◆ **Work to do**:
[a] Find every abbreviation that the report on payments system safety and stability introduces in parentheses after its full name. Give each one with that full name.
[b] Go on with the report on payments system safety and stability from where it stops.

◆ **Passage to read**:

Payments System Board Annual Report – 2001 Safety and Stability
The safety and stability of the payments system, and systems for clearing and settling securities transactions, are of fundamental importance to overall financial system stability. Design flaws or inadequate risk controls in such systems can allow difficulties facing an individual financial institution, or disturbances in a financial market, to be transmitted throughout the financial system generally. Australia has a very robust payments system, a judgment confirmed by the Board's detailed assessment, in last year's Report, of Australia's compliance with the Core Principles for Systemically Important Payment Systems, which were developed by the Committee on Payment and Settlement Systems (CPSS) at the Bank for International Settlements (BIS) and released in final form in 2001. During 2000/01, the Board focussed on two main issues under its safety and stability mandate. The first was the introduction of CLS Bank, a global initiative to reduce foreign exchange settlement risk which has been strongly supported by the Board, but which has been delayed in implementation. The second was the development of financial stability standards for securities clearing and settlement systems, in anticipation of the Board's new regulatory responsibilities in this area.
Foreign Exchange Settlement Risk
The reduction of risks associated with the settlement of foreign exchange transactions has been a continuing priority for the Board. These risks can be substantial. A foreign exchange transaction involves the payment of one currency for another; under current arrangements, the settlement of each leg occurs in the domestic payment system of each country, often in different time zones and commonly using correspondent banks to settle on behalf of banks not represented locally. For these reasons, the settlement processes are not usually co-ordinated and there is a risk that one party could pay out currency it has sold, but not receive currency it has bought, because its counterparty fails to deliver. Even if this failure were due only to short-term operational problems, the party expecting funds remains without these funds and there could be ‘knock-on’ effects if the funds were needed to complete another transaction. The amounts involved in foreign exchange settlements can be very large – exceeding $A100 billion of Australian dollar transactions on some days – so the scope for disruption is substantial. For Australian banks, the time zone dimension is a particular disadvantage: over 90 per cent of Australian dollar trades are against the US dollar, which is settled in New York some 14 to 16 hours behind Sydney.
Individual banks, including those providing correspondent services, have taken steps to reduce foreign exchange settlement risk by improving back office reconciliation procedures and introducing legally robust netting arrangements. Settlement risk can only be completely removed, however, through a ‘payment-versus-payment’ (PvP) mechanism under which banks pay away currencies only if they are guaranteed to receive the counterpart funds. In 1997, a group of major international banks agreed to develop such a mechanism in the form of a ‘continuous linked settlement’ or CLS Bank.

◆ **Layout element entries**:
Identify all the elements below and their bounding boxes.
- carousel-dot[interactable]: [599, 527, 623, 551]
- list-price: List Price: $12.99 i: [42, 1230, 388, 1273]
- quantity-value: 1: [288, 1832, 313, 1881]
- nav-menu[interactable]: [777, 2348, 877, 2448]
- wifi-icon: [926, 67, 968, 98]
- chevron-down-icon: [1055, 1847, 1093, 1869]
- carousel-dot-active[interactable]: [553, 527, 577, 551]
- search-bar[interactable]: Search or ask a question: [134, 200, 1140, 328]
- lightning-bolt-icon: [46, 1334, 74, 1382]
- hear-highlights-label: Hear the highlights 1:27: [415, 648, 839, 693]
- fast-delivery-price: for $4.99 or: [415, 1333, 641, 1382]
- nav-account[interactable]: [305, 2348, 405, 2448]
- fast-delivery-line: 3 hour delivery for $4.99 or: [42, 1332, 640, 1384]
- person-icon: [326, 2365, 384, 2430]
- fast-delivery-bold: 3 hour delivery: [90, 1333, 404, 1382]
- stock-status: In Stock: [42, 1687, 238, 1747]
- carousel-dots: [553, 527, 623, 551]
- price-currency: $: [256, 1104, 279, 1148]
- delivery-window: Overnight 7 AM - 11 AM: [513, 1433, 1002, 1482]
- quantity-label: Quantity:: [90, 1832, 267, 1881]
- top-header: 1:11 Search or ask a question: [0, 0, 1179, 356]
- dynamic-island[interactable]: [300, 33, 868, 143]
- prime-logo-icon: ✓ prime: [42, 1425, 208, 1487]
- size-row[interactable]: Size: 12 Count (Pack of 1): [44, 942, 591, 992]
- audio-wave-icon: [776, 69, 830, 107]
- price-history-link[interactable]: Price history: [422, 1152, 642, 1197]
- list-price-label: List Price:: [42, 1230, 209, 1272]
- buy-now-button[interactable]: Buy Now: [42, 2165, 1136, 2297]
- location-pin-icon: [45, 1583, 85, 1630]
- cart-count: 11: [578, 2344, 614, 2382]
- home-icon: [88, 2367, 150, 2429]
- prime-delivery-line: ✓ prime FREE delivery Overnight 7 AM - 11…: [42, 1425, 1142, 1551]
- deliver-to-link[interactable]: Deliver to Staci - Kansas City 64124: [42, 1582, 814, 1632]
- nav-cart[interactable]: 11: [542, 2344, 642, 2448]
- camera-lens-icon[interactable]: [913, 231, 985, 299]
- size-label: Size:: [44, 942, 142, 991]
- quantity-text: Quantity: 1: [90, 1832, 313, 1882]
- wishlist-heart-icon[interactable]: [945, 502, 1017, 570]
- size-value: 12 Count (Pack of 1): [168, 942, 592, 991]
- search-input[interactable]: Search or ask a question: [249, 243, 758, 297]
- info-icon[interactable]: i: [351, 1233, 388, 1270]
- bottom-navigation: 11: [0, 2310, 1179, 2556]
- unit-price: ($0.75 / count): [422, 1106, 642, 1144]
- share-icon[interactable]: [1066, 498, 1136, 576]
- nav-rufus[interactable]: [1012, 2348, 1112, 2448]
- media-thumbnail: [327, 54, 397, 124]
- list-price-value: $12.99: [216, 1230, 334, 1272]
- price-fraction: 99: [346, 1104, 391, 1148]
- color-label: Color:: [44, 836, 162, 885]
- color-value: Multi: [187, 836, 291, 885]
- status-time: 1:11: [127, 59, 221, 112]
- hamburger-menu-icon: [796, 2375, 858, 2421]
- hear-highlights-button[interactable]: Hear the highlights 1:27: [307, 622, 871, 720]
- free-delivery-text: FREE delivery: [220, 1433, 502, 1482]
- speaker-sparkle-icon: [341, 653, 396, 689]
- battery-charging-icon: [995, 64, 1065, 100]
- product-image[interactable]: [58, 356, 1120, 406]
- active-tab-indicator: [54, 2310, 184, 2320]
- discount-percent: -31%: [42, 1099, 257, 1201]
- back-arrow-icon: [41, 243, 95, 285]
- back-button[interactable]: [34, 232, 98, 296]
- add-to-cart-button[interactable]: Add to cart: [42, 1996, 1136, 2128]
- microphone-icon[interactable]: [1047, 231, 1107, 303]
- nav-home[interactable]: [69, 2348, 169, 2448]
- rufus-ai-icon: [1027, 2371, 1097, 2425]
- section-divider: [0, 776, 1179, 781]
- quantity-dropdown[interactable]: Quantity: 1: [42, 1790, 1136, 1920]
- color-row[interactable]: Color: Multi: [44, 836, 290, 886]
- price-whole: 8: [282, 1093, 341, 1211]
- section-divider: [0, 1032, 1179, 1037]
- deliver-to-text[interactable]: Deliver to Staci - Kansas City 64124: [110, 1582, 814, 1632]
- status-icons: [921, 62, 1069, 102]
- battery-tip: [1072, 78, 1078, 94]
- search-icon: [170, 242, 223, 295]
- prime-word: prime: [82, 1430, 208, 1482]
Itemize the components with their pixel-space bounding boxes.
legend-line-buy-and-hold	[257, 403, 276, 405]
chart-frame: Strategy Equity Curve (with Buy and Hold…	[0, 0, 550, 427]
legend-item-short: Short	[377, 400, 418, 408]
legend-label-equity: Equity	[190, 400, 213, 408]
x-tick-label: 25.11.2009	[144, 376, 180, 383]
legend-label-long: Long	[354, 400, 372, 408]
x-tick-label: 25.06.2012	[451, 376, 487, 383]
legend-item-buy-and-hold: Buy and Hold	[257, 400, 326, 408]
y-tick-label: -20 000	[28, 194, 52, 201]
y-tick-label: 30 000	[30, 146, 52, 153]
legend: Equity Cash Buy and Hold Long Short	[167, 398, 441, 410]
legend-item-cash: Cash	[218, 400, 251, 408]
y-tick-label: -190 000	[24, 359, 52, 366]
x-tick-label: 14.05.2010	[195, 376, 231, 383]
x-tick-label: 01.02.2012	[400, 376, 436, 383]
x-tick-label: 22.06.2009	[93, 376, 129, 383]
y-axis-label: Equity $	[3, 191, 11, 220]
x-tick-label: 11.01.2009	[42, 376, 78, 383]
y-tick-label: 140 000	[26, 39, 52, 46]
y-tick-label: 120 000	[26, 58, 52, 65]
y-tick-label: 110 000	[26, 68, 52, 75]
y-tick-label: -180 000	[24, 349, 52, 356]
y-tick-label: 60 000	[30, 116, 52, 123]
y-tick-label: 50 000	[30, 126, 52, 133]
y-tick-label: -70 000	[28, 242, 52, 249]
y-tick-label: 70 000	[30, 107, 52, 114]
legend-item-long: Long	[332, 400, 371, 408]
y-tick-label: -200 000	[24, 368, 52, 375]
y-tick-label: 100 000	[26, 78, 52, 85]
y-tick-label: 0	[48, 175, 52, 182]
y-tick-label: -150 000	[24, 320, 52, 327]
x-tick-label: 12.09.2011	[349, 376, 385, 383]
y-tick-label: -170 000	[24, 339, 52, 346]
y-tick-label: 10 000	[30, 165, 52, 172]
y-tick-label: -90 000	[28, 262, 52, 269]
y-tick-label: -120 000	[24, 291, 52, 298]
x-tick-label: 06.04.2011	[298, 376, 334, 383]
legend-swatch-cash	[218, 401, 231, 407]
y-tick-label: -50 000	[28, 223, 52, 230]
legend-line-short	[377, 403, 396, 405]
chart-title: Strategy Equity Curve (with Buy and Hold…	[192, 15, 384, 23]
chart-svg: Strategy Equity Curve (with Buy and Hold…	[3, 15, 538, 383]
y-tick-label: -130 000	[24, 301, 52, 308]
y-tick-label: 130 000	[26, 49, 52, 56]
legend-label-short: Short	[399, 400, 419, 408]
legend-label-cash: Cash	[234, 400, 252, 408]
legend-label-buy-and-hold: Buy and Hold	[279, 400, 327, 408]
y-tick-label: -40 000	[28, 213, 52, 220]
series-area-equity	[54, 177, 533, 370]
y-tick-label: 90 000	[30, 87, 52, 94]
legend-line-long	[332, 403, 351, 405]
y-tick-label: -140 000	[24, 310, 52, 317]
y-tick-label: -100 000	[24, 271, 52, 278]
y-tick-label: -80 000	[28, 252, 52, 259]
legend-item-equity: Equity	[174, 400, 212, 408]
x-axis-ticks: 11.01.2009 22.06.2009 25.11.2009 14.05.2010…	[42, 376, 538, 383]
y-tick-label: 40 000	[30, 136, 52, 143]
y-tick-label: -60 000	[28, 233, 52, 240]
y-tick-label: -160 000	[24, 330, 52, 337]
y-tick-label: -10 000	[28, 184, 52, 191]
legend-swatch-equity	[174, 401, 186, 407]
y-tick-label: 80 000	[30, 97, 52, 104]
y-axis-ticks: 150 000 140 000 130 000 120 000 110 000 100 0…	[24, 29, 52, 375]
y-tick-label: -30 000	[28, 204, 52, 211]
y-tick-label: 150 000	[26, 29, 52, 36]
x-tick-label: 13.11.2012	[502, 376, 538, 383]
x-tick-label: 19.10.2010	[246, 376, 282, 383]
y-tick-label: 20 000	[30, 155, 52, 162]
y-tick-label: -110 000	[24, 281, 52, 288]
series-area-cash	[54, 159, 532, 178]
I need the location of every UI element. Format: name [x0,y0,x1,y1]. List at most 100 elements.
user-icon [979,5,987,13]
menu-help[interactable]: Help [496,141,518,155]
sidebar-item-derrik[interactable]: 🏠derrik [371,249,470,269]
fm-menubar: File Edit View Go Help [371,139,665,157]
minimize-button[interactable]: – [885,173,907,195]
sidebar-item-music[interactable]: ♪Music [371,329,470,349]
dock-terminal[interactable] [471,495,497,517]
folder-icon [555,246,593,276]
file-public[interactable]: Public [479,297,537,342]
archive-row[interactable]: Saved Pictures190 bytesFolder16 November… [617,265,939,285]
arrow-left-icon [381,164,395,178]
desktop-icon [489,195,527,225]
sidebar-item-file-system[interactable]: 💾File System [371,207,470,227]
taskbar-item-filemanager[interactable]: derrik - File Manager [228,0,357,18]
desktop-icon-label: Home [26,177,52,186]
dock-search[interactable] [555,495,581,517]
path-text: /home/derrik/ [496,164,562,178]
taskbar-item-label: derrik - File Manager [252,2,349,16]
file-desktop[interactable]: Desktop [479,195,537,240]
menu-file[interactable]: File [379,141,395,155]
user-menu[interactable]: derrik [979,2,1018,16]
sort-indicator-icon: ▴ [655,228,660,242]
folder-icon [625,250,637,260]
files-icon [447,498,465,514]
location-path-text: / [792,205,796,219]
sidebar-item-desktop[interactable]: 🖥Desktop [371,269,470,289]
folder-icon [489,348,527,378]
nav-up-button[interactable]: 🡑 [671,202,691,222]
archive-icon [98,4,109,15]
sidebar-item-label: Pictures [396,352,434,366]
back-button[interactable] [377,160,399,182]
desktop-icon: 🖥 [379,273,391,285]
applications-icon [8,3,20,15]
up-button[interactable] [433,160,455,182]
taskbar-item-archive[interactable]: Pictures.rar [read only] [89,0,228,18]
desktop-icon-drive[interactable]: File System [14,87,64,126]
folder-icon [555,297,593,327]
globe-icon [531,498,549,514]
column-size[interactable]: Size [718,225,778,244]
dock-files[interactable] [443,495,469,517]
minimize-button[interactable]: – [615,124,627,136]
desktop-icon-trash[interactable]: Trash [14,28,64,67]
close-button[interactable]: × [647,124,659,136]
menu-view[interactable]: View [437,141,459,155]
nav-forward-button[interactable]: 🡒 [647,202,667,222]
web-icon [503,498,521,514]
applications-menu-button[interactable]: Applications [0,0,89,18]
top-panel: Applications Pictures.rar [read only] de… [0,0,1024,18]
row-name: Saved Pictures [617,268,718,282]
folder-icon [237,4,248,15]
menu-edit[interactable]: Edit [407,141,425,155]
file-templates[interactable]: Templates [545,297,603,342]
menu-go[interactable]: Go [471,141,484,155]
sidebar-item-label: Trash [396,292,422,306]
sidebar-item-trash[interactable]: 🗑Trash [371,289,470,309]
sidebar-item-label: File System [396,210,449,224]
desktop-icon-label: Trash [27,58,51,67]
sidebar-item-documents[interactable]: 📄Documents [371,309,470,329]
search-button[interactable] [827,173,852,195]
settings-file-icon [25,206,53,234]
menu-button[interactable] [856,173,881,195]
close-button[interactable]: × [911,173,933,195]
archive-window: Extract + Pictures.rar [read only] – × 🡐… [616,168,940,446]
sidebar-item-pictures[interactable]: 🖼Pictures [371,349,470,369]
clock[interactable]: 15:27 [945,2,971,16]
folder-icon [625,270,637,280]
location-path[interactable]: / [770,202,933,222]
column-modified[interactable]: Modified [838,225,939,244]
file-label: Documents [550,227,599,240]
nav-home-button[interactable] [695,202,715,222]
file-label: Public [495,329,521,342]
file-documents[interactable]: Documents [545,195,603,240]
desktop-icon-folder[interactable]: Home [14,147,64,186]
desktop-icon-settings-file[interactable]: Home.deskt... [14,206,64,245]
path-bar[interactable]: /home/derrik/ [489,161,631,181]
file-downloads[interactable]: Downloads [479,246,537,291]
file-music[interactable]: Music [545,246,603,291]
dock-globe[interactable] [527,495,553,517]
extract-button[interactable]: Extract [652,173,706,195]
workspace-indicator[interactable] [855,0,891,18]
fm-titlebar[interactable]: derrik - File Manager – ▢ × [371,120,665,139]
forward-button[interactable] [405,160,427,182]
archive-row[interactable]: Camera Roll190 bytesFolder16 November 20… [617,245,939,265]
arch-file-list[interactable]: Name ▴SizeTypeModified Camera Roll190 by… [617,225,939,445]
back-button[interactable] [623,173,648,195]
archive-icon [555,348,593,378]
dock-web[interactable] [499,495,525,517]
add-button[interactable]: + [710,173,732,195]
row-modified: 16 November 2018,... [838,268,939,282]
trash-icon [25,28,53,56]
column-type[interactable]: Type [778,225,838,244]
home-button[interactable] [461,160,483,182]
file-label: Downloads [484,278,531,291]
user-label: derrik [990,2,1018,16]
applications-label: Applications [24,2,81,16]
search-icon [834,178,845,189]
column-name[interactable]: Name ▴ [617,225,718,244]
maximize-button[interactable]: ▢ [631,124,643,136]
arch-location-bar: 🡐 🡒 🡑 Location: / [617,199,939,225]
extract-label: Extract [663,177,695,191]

◆ **The answers**:
[a]
- CPSS: Committee on Payment and Settlement Systems
- BIS: Bank for International Settlements
- PvP: payment-versus-payment

[b]
CLS Bank is a special purpose bank which will link the settlement of both legs of foreign exchange transactions in eligible currencies. Banks using the service will maintain accounts with CLS Bank in each currency and transactions will be settled simultaneously across these accounts. To minimise its exposure to member banks, CLS Bank will settle transactions if, and only if, each member retains an overall positive balance across its currency accounts after each settlement. Individual transactions will be finalised on a gross basis but, to keep liquidity needs in each currency to a minimum, banks will need to pay in, through the relevant domestic RTGS system, only their net short position or will receive from CLS Bank their net long position. Settlements will ordinarily occur during the European morning because that provides the most convenient overlap of time zones around the world. Australian dollar receipts and payments by CLS Bank will therefore be made late afternoon or early evening Sydney time, using an Exchange Settlement Account it will hold with the Reserve Bank. An example of how CLS will settle trades in Australian dollars and US dollars is in the box opposite.
Risk Reduction in CLS Bank
Transaction I. Bank A buys $A100 from and sells US$50 to Bank B.
Existing arrangements
Bank A receives $A100 from Bank B, via the latter's Australian correspondent bank, at (say) 1.00 pm Sydney summer time.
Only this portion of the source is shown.